* _Problem description_: Go through the data and copy every line exactly, but not the images.

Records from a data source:

------------------------

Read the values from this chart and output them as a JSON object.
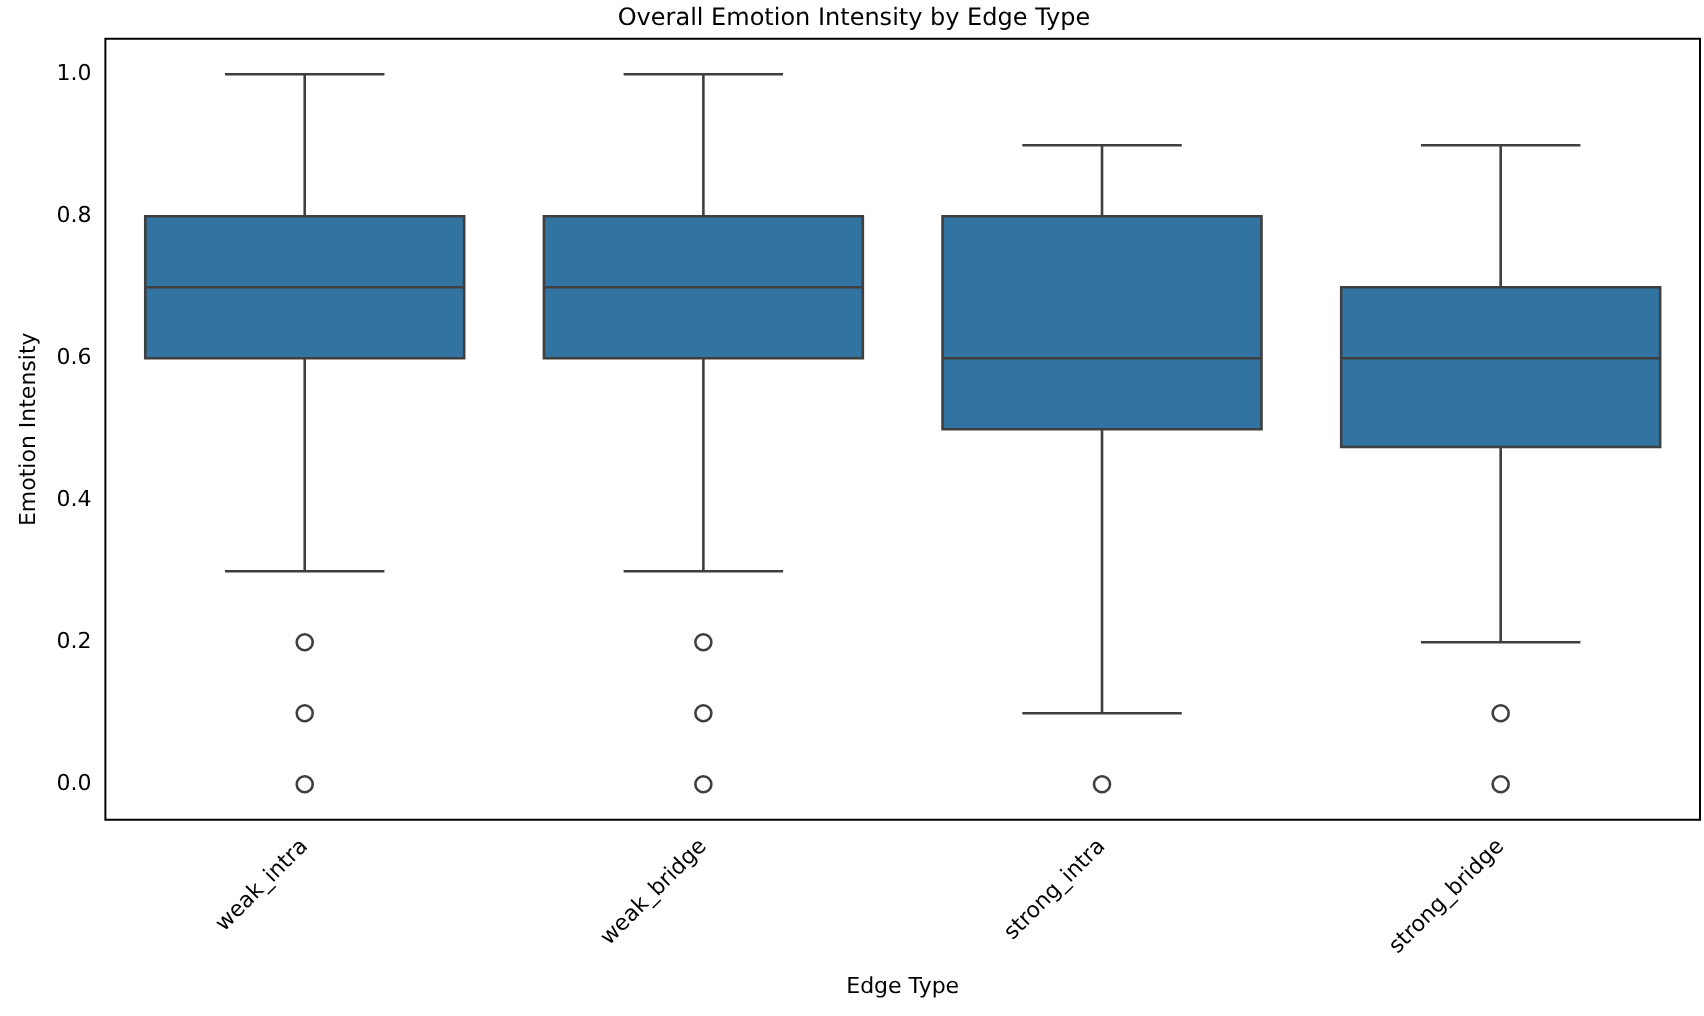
{
  "chart_data": {
    "type": "box",
    "title": "Overall Emotion Intensity by Edge Type",
    "xlabel": "Edge Type",
    "ylabel": "Emotion Intensity",
    "categories": [
      "weak_intra",
      "weak_bridge",
      "strong_intra",
      "strong_bridge"
    ],
    "color": "#3274a1",
    "boxes": [
      {
        "low": 0.3,
        "q1": 0.6,
        "median": 0.7,
        "q3": 0.8,
        "high": 1.0,
        "outliers": [
          0.2,
          0.1,
          0
        ]
      },
      {
        "low": 0.3,
        "q1": 0.6,
        "median": 0.7,
        "q3": 0.8,
        "high": 1.0,
        "outliers": [
          0.2,
          0.1,
          0
        ]
      },
      {
        "low": 0.1,
        "q1": 0.5,
        "median": 0.6,
        "q3": 0.8,
        "high": 0.9,
        "outliers": [
          0
        ]
      },
      {
        "low": 0.2,
        "q1": 0.475,
        "median": 0.6,
        "q3": 0.7,
        "high": 0.9,
        "outliers": [
          0.1,
          0
        ]
      }
    ],
    "ylim": [
      -0.05,
      1.05
    ],
    "yticks": [
      {
        "value": 0,
        "label": "0.0"
      },
      0.2,
      0.4,
      0.6,
      0.8,
      {
        "value": 1,
        "label": "1.0"
      }
    ]
  }
}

------------------------

* _Reply_:
Read the values from this chart and output them as a JSON object.
{
  "chart_data": {
    "type": "box",
    "title": "Overall Emotion Intensity by Edge Type",
    "xlabel": "Edge Type",
    "ylabel": "Emotion Intensity",
    "categories": [
      "weak_intra",
      "weak_bridge",
      "strong_intra",
      "strong_bridge"
    ],
    "color": "#3274a1",
    "boxes": [
      {
        "low": 0.3,
        "q1": 0.6,
        "median": 0.7,
        "q3": 0.8,
        "high": 1.0,
        "outliers": [
          0.2,
          0.1,
          0
        ]
      },
      {
        "low": 0.3,
        "q1": 0.6,
        "median": 0.7,
        "q3": 0.8,
        "high": 1.0,
        "outliers": [
          0.2,
          0.1,
          0
        ]
      },
      {
        "low": 0.1,
        "q1": 0.5,
        "median": 0.6,
        "q3": 0.8,
        "high": 0.9,
        "outliers": [
          0
        ]
      },
      {
        "low": 0.2,
        "q1": 0.475,
        "median": 0.6,
        "q3": 0.7,
        "high": 0.9,
        "outliers": [
          0.1,
          0
        ]
      }
    ],
    "ylim": [
      -0.05,
      1.05
    ],
    "yticks": [
      {
        "value": 0,
        "label": "0.0"
      },
      0.2,
      0.4,
      0.6,
      0.8,
      {
        "value": 1,
        "label": "1.0"
      }
    ]
  }
}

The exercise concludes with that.